• [Records for the exercise]

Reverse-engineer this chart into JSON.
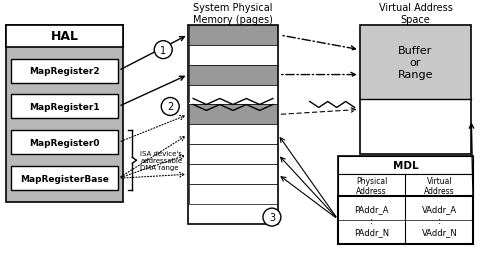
{
  "title_mem": "System Physical\nMemory (pages)",
  "title_vaddr": "Virtual Address\nSpace",
  "hal_label": "HAL",
  "map_registers": [
    "MapRegister2",
    "MapRegister1",
    "MapRegister0",
    "MapRegisterBase"
  ],
  "buffer_label": "Buffer\nor\nRange",
  "mdl_label": "MDL",
  "mdl_col1": "Physical\nAddress",
  "mdl_col2": "Virtual\nAddress",
  "mdl_row1_c1": "PAddr_A",
  "mdl_row1_c2": "VAddr_A",
  "mdl_row2_c1": "PAddr_N",
  "mdl_row2_c2": "VAddr_N",
  "isa_label": "ISA device's\naddressable\nDMA range",
  "circle_labels": [
    "1",
    "2",
    "3"
  ],
  "bg_color": "#ffffff",
  "register_fill": "#d0d0d0",
  "hal_fill": "#b8b8b8",
  "mem_page_gray": "#999999",
  "light_gray": "#c8c8c8"
}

• [Written problem]
Each entry shown above must be quoted exactly, with its pictures left out.

• [Final answer]
Reverse-engineer this chart into JSON.
{
  "title_mem": "System Physical\nMemory (pages)",
  "title_vaddr": "Virtual Address\nSpace",
  "hal_label": "HAL",
  "map_registers": [
    "MapRegister2",
    "MapRegister1",
    "MapRegister0",
    "MapRegisterBase"
  ],
  "buffer_label": "Buffer\nor\nRange",
  "mdl_label": "MDL",
  "mdl_col1": "Physical\nAddress",
  "mdl_col2": "Virtual\nAddress",
  "mdl_row1_c1": "PAddr_A",
  "mdl_row1_c2": "VAddr_A",
  "mdl_row2_c1": "PAddr_N",
  "mdl_row2_c2": "VAddr_N",
  "isa_label": "ISA device's\naddressable\nDMA range",
  "circle_labels": [
    "1",
    "2",
    "3"
  ],
  "bg_color": "#ffffff",
  "register_fill": "#d0d0d0",
  "hal_fill": "#b8b8b8",
  "mem_page_gray": "#999999",
  "light_gray": "#c8c8c8"
}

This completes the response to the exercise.